Figure collection entries
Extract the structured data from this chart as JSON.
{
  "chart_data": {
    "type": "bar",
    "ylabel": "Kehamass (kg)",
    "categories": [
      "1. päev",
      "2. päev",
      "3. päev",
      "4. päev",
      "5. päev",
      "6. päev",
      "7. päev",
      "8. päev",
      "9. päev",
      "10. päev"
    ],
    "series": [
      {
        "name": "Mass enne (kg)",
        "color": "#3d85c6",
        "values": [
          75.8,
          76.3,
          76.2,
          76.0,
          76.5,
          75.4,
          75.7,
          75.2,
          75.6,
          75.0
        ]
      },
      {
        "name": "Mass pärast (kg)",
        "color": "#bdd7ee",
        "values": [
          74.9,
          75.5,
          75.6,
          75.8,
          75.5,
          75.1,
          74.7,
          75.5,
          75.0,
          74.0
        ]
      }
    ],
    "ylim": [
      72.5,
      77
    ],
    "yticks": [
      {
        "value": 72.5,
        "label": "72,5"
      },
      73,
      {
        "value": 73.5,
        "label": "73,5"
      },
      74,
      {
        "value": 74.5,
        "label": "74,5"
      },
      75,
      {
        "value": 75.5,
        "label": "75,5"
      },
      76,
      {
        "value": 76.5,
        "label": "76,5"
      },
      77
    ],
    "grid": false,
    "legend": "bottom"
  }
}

...

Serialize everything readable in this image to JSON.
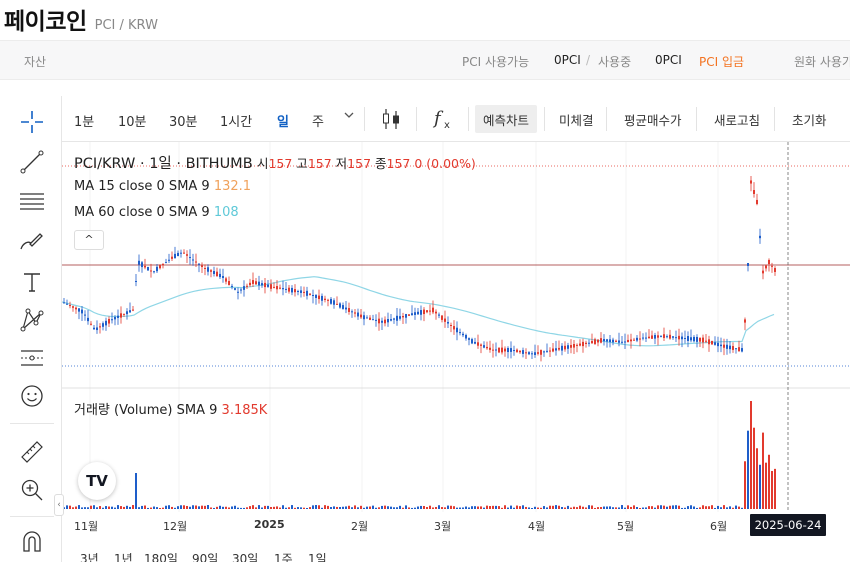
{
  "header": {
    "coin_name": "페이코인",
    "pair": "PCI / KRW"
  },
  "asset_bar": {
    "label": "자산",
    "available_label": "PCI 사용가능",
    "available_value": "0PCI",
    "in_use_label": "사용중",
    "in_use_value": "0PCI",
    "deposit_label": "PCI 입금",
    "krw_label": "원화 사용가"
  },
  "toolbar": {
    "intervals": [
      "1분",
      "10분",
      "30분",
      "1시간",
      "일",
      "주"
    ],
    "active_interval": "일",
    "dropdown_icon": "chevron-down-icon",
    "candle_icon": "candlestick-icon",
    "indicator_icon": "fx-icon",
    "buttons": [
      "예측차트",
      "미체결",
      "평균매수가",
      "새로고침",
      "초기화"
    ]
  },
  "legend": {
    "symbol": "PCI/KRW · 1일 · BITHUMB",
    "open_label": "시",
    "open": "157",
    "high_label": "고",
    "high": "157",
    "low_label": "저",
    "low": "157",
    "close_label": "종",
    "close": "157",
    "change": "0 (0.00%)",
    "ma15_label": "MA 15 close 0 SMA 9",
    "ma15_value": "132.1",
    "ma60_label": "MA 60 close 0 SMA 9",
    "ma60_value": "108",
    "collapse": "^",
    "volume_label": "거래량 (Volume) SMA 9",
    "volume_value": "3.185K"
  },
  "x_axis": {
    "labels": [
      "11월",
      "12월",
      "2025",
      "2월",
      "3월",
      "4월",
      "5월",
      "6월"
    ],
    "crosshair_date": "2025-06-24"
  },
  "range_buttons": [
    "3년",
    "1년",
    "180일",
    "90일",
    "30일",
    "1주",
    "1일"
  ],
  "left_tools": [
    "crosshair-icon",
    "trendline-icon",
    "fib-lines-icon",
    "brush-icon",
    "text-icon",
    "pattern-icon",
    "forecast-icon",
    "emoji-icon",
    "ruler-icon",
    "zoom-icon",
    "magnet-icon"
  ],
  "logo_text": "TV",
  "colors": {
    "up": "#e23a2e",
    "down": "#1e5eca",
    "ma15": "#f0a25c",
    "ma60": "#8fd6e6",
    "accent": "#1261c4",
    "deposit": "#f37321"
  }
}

Stated goal:
Find and copy every line in the entries above where the string "this" occurs.

The solution:
Extract the structured data from this chart as JSON.
Serialize everything readable in this image to JSON.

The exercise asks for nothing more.